Directions -> Leave out the pictures and repeat the rest of the material exactly.

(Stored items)

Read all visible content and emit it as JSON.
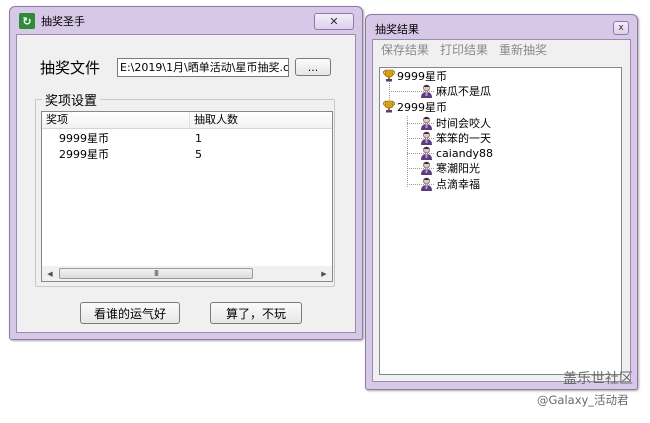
{
  "main_window": {
    "title": "抽奖圣手",
    "file_label": "抽奖文件",
    "file_path": "E:\\2019\\1月\\晒单活动\\星币抽奖.c",
    "browse_label": "...",
    "group_title": "奖项设置",
    "columns": [
      "奖项",
      "抽取人数"
    ],
    "rows": [
      {
        "prize": "9999星币",
        "count": "1"
      },
      {
        "prize": "2999星币",
        "count": "5"
      }
    ],
    "scroll_thumb_label": "III",
    "draw_button": "看谁的运气好",
    "quit_button": "算了，不玩"
  },
  "result_window": {
    "title": "抽奖结果",
    "close_label": "x",
    "toolbar": [
      "保存结果",
      "打印结果",
      "重新抽奖"
    ],
    "tree": [
      {
        "prize": "9999星币",
        "winners": [
          "麻瓜不是瓜"
        ]
      },
      {
        "prize": "2999星币",
        "winners": [
          "时间会咬人",
          "笨笨的一天",
          "caiandy88",
          "寒潮阳光",
          "点滴幸福"
        ]
      }
    ]
  },
  "watermark": {
    "line1": "盖乐世社区",
    "line2": "@Galaxy_活动君"
  },
  "colors": {
    "frame": "#d8c8e8",
    "frame_border": "#8e7aa6",
    "client": "#f0f0f0",
    "trophy": "#d4a017",
    "person": "#5a3d7a"
  }
}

Solution to the problem ->
Read all visible content and emit it as JSON.
{
  "main_window": {
    "title": "抽奖圣手",
    "file_label": "抽奖文件",
    "file_path": "E:\\2019\\1月\\晒单活动\\星币抽奖.c",
    "browse_label": "...",
    "group_title": "奖项设置",
    "columns": [
      "奖项",
      "抽取人数"
    ],
    "rows": [
      {
        "prize": "9999星币",
        "count": "1"
      },
      {
        "prize": "2999星币",
        "count": "5"
      }
    ],
    "scroll_thumb_label": "III",
    "draw_button": "看谁的运气好",
    "quit_button": "算了，不玩"
  },
  "result_window": {
    "title": "抽奖结果",
    "close_label": "x",
    "toolbar": [
      "保存结果",
      "打印结果",
      "重新抽奖"
    ],
    "tree": [
      {
        "prize": "9999星币",
        "winners": [
          "麻瓜不是瓜"
        ]
      },
      {
        "prize": "2999星币",
        "winners": [
          "时间会咬人",
          "笨笨的一天",
          "caiandy88",
          "寒潮阳光",
          "点滴幸福"
        ]
      }
    ]
  },
  "watermark": {
    "line1": "盖乐世社区",
    "line2": "@Galaxy_活动君"
  },
  "colors": {
    "frame": "#d8c8e8",
    "frame_border": "#8e7aa6",
    "client": "#f0f0f0",
    "trophy": "#d4a017",
    "person": "#5a3d7a"
  }
}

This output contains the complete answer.